• **AIM OF THE EXERCISE**
Note each line that includes the word "constant". Copy those lines.
--- Begin EXERCISE DATA ---
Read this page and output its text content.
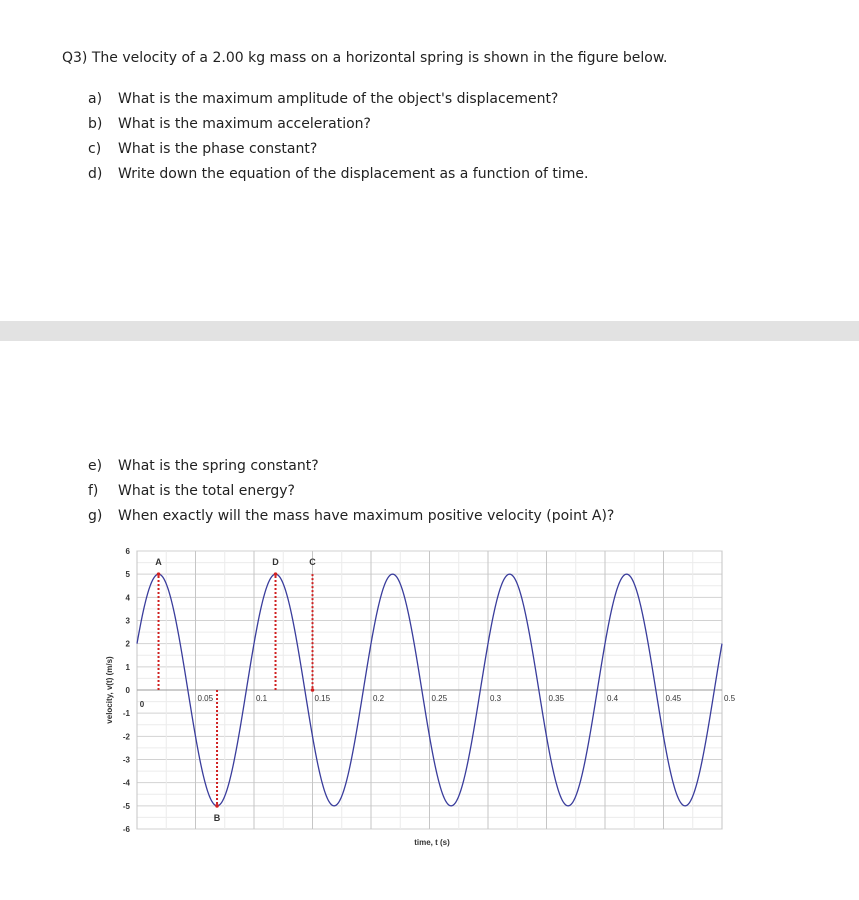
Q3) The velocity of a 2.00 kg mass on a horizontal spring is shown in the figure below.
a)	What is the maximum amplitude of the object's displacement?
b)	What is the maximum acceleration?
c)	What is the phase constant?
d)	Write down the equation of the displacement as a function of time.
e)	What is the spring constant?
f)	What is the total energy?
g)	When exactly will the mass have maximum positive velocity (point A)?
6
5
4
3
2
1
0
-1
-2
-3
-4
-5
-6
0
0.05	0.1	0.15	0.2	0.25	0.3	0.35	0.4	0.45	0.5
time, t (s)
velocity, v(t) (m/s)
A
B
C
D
--- End EXERCISE DATA ---
--- Begin EXERCISE DATA ---
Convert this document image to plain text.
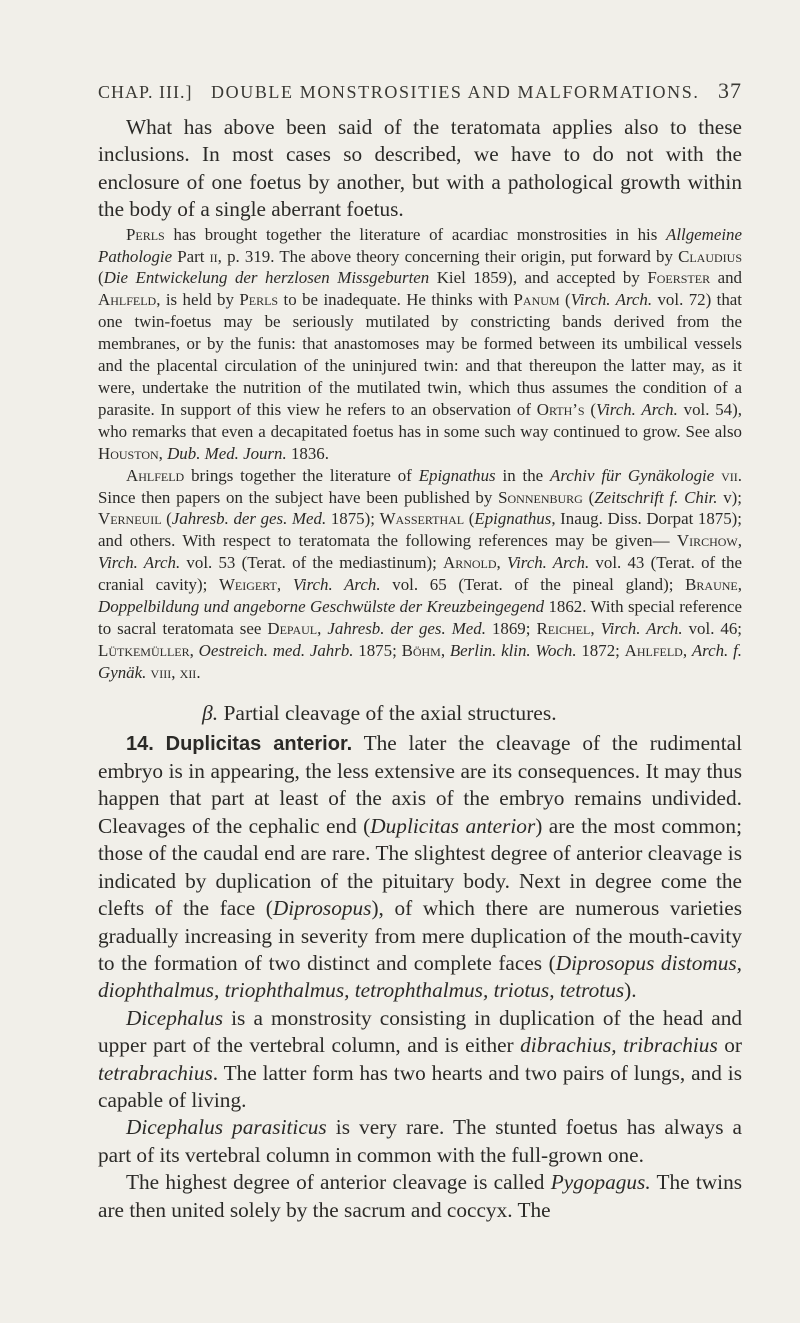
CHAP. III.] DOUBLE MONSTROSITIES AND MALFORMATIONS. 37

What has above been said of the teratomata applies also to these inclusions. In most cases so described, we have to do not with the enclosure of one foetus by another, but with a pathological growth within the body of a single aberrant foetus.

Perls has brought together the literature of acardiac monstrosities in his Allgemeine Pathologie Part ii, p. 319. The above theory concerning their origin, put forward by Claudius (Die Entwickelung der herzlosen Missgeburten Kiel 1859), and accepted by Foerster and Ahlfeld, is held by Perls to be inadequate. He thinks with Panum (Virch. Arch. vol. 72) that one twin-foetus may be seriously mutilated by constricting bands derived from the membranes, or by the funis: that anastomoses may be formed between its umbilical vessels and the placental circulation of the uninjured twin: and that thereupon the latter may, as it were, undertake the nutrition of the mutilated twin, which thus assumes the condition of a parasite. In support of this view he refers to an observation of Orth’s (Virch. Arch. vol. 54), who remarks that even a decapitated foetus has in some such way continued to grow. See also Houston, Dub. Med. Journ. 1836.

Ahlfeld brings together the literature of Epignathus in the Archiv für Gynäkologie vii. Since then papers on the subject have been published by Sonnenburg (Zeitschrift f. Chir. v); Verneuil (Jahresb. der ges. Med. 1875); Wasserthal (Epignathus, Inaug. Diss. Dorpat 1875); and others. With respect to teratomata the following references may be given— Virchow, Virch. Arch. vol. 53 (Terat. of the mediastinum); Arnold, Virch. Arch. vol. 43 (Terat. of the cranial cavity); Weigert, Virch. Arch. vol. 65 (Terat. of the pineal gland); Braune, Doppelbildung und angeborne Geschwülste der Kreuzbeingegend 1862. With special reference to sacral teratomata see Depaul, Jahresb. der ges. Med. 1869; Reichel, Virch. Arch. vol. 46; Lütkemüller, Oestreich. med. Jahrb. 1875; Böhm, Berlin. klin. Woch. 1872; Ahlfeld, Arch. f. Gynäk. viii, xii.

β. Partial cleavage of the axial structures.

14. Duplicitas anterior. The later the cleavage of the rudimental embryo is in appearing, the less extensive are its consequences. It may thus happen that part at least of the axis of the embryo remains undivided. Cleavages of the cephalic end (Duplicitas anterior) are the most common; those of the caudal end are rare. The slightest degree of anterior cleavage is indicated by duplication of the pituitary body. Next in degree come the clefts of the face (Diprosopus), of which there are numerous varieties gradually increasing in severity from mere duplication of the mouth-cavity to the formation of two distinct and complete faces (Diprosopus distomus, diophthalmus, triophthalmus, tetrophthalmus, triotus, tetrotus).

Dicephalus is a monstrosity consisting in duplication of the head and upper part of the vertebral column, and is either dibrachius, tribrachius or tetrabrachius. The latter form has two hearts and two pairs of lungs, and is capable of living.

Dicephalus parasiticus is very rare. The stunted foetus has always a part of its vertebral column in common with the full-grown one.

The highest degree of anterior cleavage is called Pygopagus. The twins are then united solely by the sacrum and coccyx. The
--- End EXERCISE DATA ---
• **THE RESPONSE**
c)	What is the phase constant?
e)	What is the spring constant?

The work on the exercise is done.